* THE PROBLEM: Pick out every line with the word "Adjustment" and copy it.

[begin INFORMATION SHOWN]

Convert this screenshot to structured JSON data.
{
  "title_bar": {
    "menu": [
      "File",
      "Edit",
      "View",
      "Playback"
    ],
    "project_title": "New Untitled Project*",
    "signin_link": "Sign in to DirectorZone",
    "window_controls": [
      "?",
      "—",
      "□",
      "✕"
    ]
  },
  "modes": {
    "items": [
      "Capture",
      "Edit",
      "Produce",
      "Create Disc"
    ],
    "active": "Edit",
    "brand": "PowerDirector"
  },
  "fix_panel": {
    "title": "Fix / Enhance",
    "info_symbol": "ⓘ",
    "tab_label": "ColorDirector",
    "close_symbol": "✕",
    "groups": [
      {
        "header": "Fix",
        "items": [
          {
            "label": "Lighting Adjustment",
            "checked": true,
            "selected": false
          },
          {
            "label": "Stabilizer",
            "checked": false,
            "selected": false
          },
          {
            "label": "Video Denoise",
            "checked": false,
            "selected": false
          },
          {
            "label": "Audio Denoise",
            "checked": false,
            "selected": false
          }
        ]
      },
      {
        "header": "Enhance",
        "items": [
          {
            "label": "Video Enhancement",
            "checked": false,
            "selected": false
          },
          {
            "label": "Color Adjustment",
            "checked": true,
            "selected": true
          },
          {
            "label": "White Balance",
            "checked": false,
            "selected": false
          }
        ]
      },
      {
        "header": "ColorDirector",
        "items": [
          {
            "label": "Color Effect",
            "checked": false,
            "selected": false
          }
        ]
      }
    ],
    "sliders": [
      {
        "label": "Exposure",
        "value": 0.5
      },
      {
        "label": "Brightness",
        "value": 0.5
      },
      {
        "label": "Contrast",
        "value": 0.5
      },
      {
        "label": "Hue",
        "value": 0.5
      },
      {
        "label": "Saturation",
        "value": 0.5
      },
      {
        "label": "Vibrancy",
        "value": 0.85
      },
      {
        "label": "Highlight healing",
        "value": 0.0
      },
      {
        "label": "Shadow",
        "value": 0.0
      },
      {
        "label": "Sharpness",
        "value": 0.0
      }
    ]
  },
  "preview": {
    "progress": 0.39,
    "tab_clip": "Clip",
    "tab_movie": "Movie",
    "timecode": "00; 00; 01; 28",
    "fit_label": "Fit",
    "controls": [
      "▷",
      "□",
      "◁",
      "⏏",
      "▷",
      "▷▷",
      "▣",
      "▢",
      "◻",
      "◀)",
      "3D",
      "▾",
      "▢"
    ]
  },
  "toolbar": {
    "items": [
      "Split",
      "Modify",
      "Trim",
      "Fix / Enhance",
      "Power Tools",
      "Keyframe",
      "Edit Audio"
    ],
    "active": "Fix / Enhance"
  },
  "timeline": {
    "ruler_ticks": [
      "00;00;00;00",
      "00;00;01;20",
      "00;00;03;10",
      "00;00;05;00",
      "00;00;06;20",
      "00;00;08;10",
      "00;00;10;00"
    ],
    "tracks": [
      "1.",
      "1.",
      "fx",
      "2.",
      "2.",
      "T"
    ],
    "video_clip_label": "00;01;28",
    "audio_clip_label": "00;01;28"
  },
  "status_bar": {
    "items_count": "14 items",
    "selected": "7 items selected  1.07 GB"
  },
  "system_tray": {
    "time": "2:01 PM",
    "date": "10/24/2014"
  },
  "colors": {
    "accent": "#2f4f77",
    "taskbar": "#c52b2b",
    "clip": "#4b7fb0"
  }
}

[end INFORMATION SHOWN]

* THE OUTPUT:
            "label": "Lighting Adjustment",
            "label": "Color Adjustment",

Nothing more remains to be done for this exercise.